Task to carry out. Quote all of the entries word for word.

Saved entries
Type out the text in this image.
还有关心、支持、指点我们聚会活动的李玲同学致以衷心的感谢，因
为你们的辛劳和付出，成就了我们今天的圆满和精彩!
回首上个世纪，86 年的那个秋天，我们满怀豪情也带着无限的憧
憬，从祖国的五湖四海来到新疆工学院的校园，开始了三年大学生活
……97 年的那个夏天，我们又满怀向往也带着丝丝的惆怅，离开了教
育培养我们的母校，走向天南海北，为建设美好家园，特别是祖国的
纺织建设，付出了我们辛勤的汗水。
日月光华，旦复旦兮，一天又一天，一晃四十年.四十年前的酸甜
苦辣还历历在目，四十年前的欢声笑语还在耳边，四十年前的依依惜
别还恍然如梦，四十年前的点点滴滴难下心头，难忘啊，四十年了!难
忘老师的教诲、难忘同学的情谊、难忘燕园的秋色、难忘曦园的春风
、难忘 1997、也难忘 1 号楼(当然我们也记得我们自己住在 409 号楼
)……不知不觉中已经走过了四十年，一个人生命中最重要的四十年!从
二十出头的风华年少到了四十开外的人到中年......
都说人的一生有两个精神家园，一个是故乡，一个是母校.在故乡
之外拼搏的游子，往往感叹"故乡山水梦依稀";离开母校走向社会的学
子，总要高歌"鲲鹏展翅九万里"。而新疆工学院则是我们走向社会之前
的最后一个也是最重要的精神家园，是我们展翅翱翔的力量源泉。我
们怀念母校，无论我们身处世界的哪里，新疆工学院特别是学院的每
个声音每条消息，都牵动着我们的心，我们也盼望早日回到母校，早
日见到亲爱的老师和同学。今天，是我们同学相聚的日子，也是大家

Response.
Type out the text in this image.
还有关心、支持、指点我们聚会活动的李玲同学致以衷心的感谢，因
为你们的辛劳和付出，成就了我们今天的圆满和精彩!
回首上个世纪，86 年的那个秋天，我们满怀豪情也带着无限的憧
憬，从祖国的五湖四海来到新疆工学院的校园，开始了三年大学生活
……97 年的那个夏天，我们又满怀向往也带着丝丝的惆怅，离开了教
育培养我们的母校，走向天南海北，为建设美好家园，特别是祖国的
纺织建设，付出了我们辛勤的汗水。
日月光华，旦复旦兮，一天又一天，一晃四十年.四十年前的酸甜
苦辣还历历在目，四十年前的欢声笑语还在耳边，四十年前的依依惜
别还恍然如梦，四十年前的点点滴滴难下心头，难忘啊，四十年了!难
忘老师的教诲、难忘同学的情谊、难忘燕园的秋色、难忘曦园的春风
、难忘 1997、也难忘 1 号楼(当然我们也记得我们自己住在 409 号楼
)……不知不觉中已经走过了四十年，一个人生命中最重要的四十年!从
二十出头的风华年少到了四十开外的人到中年......
都说人的一生有两个精神家园，一个是故乡，一个是母校.在故乡
之外拼搏的游子，往往感叹"故乡山水梦依稀";离开母校走向社会的学
子，总要高歌"鲲鹏展翅九万里"。而新疆工学院则是我们走向社会之前
的最后一个也是最重要的精神家园，是我们展翅翱翔的力量源泉。我
们怀念母校，无论我们身处世界的哪里，新疆工学院特别是学院的每
个声音每条消息，都牵动着我们的心，我们也盼望早日回到母校，早
日见到亲爱的老师和同学。今天，是我们同学相聚的日子，也是大家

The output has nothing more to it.